→ PROBLEM DESCRIPTION
Reproduce each line from the records that holds "Fertigteil".

→ INPUT FOR THIS TASK
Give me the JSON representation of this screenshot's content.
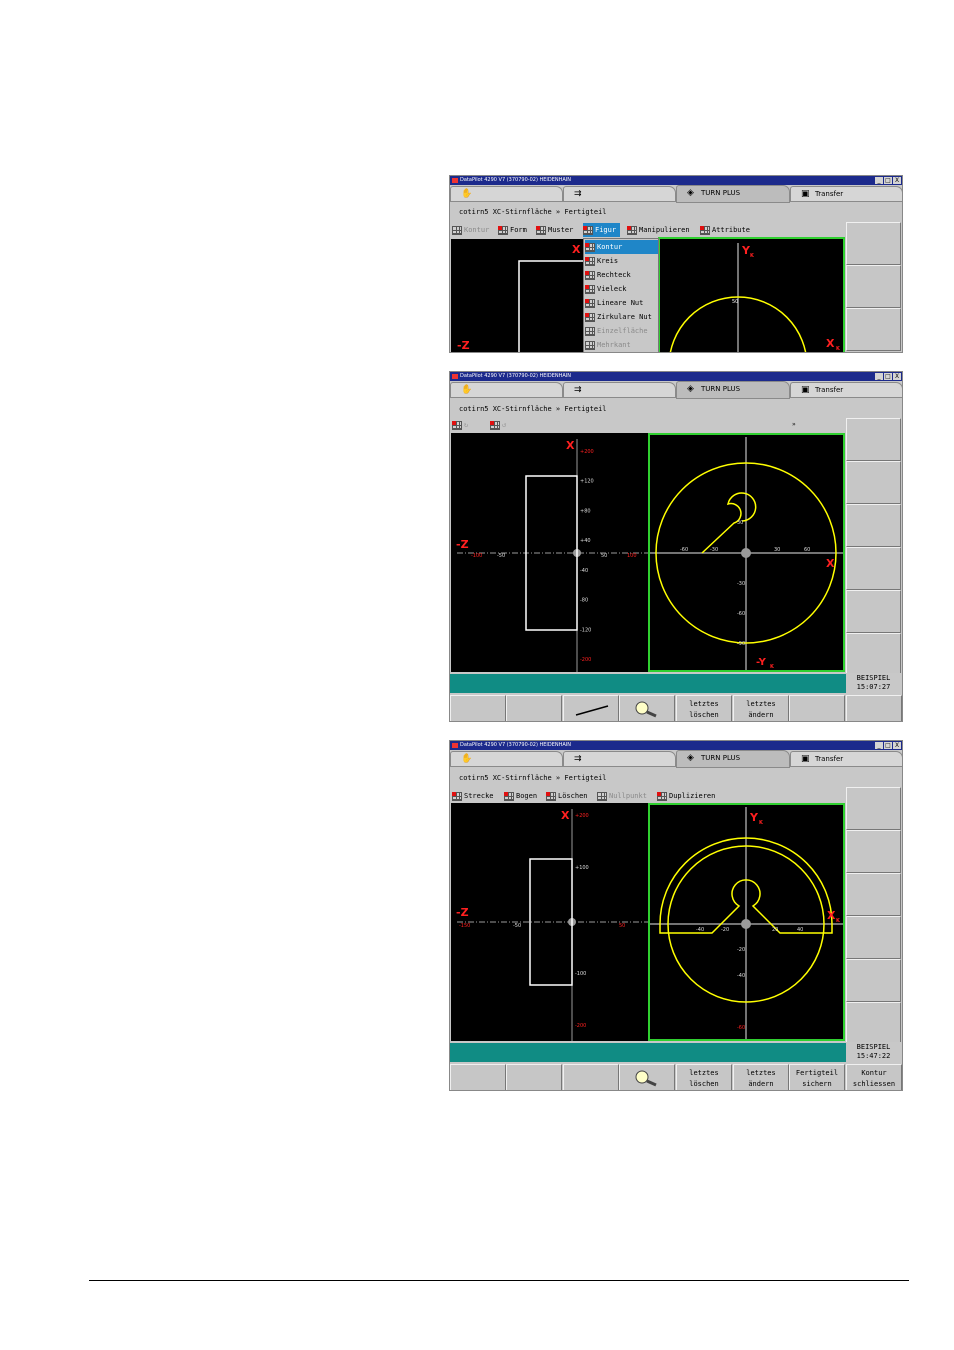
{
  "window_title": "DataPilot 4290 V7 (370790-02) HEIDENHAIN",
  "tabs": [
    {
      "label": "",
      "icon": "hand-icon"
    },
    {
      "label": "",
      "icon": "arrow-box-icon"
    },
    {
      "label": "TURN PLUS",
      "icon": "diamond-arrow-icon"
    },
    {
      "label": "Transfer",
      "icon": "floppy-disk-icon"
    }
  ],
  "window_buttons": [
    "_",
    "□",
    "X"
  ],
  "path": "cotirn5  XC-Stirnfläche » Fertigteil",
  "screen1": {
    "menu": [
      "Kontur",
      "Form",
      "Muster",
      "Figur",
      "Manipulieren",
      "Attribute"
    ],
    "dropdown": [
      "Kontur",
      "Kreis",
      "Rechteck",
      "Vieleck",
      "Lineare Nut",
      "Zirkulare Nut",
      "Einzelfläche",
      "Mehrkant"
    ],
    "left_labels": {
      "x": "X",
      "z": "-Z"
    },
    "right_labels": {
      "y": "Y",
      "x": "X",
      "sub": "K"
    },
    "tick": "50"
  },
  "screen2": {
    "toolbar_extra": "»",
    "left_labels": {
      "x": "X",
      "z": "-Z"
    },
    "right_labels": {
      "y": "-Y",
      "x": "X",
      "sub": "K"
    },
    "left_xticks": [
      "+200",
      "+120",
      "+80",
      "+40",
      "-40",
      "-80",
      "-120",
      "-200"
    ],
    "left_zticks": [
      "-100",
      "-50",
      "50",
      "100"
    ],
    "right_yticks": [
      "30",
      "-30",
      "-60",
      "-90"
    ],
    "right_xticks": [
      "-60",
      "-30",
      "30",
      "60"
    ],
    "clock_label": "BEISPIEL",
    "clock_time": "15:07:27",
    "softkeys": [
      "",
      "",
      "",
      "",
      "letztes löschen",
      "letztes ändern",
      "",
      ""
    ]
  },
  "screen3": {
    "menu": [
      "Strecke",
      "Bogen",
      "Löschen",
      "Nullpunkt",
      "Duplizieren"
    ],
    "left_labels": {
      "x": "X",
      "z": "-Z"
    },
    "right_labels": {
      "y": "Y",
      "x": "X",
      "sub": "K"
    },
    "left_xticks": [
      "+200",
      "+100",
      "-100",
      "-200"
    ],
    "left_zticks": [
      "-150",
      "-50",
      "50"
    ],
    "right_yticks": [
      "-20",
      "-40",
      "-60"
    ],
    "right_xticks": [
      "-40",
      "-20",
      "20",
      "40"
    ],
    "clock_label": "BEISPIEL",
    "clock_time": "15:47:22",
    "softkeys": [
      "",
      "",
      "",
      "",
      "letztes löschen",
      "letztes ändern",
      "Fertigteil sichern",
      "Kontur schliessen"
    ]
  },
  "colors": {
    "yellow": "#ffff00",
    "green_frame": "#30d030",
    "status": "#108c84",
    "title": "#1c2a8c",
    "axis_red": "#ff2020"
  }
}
--
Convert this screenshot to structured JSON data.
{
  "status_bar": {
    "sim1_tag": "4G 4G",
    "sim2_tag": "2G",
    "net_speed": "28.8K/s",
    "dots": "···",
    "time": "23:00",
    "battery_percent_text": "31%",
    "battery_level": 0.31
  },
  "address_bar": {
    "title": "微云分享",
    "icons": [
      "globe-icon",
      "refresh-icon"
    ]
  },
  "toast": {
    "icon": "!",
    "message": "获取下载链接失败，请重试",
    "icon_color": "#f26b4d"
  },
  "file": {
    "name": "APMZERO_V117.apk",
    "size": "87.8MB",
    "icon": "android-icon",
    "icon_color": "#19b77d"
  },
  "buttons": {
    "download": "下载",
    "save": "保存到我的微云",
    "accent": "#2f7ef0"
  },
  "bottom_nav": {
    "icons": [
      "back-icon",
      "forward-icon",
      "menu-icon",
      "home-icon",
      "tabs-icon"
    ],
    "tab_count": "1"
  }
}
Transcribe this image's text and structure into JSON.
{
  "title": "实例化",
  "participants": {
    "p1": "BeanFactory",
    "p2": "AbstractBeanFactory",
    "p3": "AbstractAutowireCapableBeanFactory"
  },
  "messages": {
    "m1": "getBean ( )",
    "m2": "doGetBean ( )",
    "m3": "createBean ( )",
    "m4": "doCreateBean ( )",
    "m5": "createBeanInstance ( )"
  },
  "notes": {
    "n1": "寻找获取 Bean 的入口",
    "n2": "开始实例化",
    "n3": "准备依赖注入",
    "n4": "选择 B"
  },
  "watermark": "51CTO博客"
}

→ THE COMPLETED TASK
  "path": "cotirn5  XC-Stirnfläche » Fertigteil",
      "Fertigteil sichern",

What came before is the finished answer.